INFORMATION SHOWN:
################

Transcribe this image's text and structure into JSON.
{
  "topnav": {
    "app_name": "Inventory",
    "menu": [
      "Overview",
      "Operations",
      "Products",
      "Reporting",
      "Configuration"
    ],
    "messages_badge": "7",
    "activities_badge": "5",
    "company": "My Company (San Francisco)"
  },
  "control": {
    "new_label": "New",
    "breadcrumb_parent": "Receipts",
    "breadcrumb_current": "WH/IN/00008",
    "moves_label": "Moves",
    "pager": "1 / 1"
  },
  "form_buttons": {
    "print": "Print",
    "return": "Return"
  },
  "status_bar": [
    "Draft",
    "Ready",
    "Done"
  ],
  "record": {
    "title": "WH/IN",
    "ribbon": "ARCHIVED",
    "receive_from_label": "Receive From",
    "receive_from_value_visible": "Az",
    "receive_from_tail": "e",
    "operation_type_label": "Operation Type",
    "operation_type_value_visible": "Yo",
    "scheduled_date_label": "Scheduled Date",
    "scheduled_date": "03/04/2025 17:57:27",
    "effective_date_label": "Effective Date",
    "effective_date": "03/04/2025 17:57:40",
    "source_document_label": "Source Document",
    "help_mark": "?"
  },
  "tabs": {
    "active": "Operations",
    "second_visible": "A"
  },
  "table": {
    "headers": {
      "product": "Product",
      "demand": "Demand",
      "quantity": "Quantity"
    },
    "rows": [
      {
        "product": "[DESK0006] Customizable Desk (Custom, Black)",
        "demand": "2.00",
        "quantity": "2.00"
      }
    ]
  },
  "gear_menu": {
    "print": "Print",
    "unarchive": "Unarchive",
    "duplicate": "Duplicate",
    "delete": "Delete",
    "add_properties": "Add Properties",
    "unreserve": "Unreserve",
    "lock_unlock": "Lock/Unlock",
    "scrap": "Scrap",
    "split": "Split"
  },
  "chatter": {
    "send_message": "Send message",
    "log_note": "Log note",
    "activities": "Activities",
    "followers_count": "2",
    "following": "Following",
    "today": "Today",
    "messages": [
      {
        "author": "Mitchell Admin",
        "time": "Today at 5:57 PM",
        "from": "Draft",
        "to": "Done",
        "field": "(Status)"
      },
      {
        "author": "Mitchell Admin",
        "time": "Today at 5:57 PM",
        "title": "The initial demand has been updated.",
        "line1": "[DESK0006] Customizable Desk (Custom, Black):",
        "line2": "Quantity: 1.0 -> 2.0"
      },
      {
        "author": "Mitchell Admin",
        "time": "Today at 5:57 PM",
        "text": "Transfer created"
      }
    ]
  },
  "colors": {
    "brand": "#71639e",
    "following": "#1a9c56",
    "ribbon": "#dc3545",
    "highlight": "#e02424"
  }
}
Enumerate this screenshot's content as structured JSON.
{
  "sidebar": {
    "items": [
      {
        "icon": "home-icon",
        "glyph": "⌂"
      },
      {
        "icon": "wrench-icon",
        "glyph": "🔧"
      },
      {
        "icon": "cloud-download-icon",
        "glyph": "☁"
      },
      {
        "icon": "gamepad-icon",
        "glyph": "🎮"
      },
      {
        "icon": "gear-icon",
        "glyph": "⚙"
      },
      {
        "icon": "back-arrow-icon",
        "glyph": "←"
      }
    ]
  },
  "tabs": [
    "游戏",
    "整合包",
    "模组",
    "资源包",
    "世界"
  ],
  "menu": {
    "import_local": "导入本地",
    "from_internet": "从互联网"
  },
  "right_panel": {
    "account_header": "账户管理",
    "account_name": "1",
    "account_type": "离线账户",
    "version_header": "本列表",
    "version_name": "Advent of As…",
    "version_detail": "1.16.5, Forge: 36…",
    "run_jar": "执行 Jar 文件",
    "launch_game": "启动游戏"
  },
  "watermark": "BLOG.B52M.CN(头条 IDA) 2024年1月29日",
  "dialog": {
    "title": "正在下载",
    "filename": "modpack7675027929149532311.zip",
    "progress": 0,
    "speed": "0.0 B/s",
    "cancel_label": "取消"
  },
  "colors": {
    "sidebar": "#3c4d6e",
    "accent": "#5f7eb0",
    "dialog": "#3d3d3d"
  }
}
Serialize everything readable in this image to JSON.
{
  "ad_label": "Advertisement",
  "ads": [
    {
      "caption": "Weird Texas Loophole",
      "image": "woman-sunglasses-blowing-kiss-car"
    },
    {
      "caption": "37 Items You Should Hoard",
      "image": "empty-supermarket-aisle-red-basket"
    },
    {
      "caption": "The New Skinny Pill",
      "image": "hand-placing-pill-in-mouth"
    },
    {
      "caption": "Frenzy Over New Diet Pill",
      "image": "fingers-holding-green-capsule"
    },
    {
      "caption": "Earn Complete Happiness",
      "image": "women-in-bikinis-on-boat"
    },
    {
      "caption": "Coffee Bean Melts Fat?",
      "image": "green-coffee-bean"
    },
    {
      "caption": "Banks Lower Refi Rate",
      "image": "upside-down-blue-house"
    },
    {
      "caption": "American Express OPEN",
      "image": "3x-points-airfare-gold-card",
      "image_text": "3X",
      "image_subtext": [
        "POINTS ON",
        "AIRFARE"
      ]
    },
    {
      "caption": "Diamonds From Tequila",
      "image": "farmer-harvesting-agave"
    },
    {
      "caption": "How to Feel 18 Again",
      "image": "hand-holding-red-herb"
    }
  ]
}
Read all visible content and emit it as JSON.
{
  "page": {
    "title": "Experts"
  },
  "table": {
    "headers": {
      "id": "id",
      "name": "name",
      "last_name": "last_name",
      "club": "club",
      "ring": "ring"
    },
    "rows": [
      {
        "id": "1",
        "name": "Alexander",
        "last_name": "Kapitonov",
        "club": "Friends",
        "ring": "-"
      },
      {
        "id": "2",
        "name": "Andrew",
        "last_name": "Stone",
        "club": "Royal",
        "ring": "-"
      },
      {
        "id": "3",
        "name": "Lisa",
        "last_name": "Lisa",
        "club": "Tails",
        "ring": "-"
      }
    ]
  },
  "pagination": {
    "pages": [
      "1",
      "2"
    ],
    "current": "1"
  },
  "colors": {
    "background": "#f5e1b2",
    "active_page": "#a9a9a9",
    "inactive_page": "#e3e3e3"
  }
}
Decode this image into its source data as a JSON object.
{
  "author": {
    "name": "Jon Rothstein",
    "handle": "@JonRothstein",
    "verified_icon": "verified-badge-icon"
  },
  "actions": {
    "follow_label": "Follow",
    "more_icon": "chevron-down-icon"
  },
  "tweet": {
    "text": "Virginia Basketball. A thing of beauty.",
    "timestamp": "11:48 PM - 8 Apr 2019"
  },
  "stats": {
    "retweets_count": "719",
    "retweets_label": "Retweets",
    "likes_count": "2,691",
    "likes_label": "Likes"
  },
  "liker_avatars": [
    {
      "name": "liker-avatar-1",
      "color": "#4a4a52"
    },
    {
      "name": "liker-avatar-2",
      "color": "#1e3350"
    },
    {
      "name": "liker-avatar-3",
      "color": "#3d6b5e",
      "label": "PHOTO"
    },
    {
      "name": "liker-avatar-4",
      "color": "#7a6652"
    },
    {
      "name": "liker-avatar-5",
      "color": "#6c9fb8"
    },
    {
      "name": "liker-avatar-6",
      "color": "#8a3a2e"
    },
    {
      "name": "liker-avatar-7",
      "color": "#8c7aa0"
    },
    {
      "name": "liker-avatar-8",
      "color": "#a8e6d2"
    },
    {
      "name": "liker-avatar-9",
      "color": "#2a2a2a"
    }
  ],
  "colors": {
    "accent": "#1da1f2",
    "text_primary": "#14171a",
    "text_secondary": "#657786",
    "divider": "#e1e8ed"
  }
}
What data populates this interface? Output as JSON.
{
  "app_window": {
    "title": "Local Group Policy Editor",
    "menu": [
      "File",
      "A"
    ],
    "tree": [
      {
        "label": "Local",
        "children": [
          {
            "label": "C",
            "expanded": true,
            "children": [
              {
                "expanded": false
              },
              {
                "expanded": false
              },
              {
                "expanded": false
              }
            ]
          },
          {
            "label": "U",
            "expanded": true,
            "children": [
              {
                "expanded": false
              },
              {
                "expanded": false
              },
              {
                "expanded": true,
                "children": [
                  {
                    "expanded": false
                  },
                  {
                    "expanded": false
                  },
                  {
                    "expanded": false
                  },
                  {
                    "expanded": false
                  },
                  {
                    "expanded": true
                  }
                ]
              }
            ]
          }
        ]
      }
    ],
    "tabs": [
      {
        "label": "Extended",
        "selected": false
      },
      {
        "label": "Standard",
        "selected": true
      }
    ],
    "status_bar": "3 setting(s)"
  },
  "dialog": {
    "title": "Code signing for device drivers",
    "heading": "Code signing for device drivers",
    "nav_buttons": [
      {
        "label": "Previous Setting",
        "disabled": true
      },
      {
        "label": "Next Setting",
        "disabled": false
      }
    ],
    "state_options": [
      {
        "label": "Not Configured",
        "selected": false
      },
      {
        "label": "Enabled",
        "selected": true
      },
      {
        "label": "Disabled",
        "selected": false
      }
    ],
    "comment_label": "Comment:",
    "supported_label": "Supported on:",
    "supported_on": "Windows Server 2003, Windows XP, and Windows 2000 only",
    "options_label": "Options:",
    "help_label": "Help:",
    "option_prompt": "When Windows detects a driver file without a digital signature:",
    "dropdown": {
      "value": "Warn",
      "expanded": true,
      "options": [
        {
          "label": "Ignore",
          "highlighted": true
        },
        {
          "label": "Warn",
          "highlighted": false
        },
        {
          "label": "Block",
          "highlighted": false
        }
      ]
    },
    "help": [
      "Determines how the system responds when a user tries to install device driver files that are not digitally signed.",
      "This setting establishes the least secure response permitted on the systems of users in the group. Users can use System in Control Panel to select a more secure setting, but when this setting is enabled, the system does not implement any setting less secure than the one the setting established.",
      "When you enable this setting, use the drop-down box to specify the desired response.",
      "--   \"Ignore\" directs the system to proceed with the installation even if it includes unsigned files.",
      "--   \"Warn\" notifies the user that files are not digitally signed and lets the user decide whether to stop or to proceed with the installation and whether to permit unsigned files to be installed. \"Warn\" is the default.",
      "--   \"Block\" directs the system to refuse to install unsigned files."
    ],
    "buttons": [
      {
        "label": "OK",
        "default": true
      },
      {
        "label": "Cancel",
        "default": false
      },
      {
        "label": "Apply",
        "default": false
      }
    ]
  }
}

################

GOAL:
Select every line of the material above holding the word "installation" and copy it.

OUTPUT:
      "--   \"Ignore\" directs the system to proceed with the installation even if it includes unsigned files.",
      "--   \"Warn\" notifies the user that files are not digitally signed and lets the user decide whether to stop or to proceed with the installation and whether to permit unsigned files to be installed. \"Warn\" is the default.",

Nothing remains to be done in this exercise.